### Assigned task A
Using the article on George Pataki's faith, decide whether each statement agrees with it: (i) Pataki served three terms as the Republican governor of New York; (ii) Pataki opposes abortion rights; (iii) Pataki claimed he was the only critic of Indiana's religious freedom law. Give yes or no for each, with the deciding words quoted.
### Assigned task B
According to the article on George Pataki's faith, on what date did Pataki withdraw from the 2016 race?
### Assigned task C
Continue the article on George Pataki's faith, starting right after its last sentence.

### Passage provided

5 faith facts about George Pataki: A Catholic who doesn’t always toe the line

(RNS) Pataki is Roman Catholic but has frequently taken stances that conflict with Catholic teaching.

Former New York governor and probable 2016 Republican presidential candidate George Pataki speaks at the First in the Nation Republican Leadership Conference in Nashua, New Hampshire April 17, 2015. Photo courtesy of REUTERS/Brian Snyder
*Editor: This photo may only be republished with RNS-PATAKI-FAITH, originally transmitted on May 28, 2015.
Former New York governor and probable 2016 Republican presidential candidate George Pataki speaks at the First in the Nation Republican Leadership Conference in Nashua, New Hampshire April 17, 2015. Photo courtesy of REUTERS/Brian Snyder *Editor: This photo may only be republished with RNS-PATAKI-FAITH, originally transmitted on May 28, 2015.

Former New York Gov. George Pataki speaks at the First in the Nation Republican Leadership Conference in Nashua, N.H., on April 17, 2015. Photo courtesy of REUTERS/Brian Snyder
*Editor: This photo may only be republished with RNS-PATAKI-FAITH, originally transmitted on May 28, 2015.

UPDATE: Former Gov. George Pataki withdrew from the 2016 race on December 29

(RNS) George Pataki, who served three terms as the Republican governor of New York and hinted that he might run for president four and eight years ago, finally declared his candidacy Thursday (May 28).

Pataki is Roman Catholic but has frequently taken stances that conflict with Catholic teaching. He supports abortion rights and tried to restore the death penalty in New York state. He doesn’t often invoke his faith and has selectively highlighted his Catholicism when advantageous. Here are five faith facts about the married father of four.


1. He hated Indiana’s religious freedom law.

Pataki highlighted his opposition to Indiana’s recently enacted and redacted religious freedom law — widely criticized as anti-gay — as distinct from other GOP presidential candidates, who voiced support for the law or shied away from the controversy.

“I was the only one that was critical,” he said, according to New Hampshire public radio. And though other Republican contenders later voiced some misgivings about the law, Pataki said it should obviously have been rejected from the start. “You shouldn’t have to do a poll. This is America and we want to treat people as equals and to me it’s that simple.”

### Excerpted data
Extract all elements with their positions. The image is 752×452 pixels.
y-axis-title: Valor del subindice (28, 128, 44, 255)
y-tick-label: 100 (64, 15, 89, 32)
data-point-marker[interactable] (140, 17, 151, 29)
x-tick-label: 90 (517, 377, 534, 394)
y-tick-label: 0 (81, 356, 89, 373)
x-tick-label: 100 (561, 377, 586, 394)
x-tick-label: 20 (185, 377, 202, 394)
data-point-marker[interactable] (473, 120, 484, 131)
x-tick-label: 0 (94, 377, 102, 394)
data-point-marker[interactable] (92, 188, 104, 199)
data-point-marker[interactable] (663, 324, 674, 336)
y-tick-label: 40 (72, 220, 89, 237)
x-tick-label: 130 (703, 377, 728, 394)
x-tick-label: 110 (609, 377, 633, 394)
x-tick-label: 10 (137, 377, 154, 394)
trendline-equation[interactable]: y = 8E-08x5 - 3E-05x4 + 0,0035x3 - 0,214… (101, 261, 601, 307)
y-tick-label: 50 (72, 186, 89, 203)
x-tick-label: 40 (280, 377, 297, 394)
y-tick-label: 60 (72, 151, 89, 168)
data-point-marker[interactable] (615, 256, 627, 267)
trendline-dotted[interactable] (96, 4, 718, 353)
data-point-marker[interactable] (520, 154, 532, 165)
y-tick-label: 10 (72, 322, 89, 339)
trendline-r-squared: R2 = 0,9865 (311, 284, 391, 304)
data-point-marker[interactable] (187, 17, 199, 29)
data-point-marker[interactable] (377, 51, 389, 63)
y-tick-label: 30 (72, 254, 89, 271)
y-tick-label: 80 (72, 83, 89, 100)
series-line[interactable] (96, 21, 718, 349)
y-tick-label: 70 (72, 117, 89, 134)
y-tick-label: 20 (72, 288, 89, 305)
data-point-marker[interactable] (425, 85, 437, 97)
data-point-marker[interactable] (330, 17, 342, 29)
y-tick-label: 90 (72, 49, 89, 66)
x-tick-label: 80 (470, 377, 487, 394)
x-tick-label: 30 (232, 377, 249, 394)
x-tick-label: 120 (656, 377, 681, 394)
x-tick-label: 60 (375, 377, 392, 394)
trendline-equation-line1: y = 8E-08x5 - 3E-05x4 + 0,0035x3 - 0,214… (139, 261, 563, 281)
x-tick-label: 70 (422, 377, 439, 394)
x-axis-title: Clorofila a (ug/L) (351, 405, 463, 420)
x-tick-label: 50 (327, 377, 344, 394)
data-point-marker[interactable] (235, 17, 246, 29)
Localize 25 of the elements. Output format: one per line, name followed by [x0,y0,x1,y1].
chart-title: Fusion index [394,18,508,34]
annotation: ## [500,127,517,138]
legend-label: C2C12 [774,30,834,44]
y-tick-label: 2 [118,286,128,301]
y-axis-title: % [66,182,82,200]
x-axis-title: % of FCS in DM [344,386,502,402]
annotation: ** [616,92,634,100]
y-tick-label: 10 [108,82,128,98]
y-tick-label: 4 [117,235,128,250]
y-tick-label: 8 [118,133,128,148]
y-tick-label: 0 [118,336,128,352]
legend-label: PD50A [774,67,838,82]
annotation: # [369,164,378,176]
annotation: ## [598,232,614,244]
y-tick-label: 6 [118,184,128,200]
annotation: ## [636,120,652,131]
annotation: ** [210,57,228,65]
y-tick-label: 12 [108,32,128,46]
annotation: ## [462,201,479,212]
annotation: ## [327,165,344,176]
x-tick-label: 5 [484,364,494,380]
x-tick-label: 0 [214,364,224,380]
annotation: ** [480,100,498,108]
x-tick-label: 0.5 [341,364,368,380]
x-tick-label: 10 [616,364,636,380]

### Written reply A
(i) Yes: "who served three terms as the Republican governor of New York"
(ii) No: "He supports abortion rights"
(iii) Yes: "I was the only one that was critical"

### Written reply B
December 29.

### Written reply C
2. He supports abortion rights but … 

Pataki is unusual among GOP contenders in favoring abortion rights. He has chastised other Republicans for focusing on the issue, which he has called a “distraction.” He has also signed legislation as governor that mandated that insurers provide contraceptive coverage for women.

But neither is he a hero to the abortion rights movement. As governor and as a state legislator, he supported parental notification laws for minors seeking abortions, a ban on so-called partial-birth abortion and cuts to Medicaid funding for abortions.

3. He opposed a mosque near Ground Zero.

“I think it’s terribly wrong,” Pataki said of plans to build a mosque a few blocks from the site of the World Trade Center after 9/11. “I just don’t understand why people who are supposedly building a mosque to talk about tolerance and interfaith understanding could be so un-understanding of the feelings of those of us who were there on Sept. 11,” he told Newsmax TV.

He continued: “It’s not about religious freedom, it’s about putting a facility that is inappropriate so close to Ground Zero,” he said. “This is not about being anti-Muslim.”


4. He defended George W. Bush after his Bob Jones University appearance. 

In the 2000 presidential race, George W. Bush visited Bob Jones University, whose president had called Catholicism ”the religion of the Antichrist and a satanic system.” Pataki — a Bush supporter — said he would have discouraged the visit had he known about it, but he came to Bush’s defense, describing him as a tolerant man.

5. He carries a Jewish good-luck charm.

Pataki carries a dollar bill signed by the late Lubavitcher Grand Rabbi Menachem M. Schneerson, according to The New York Times.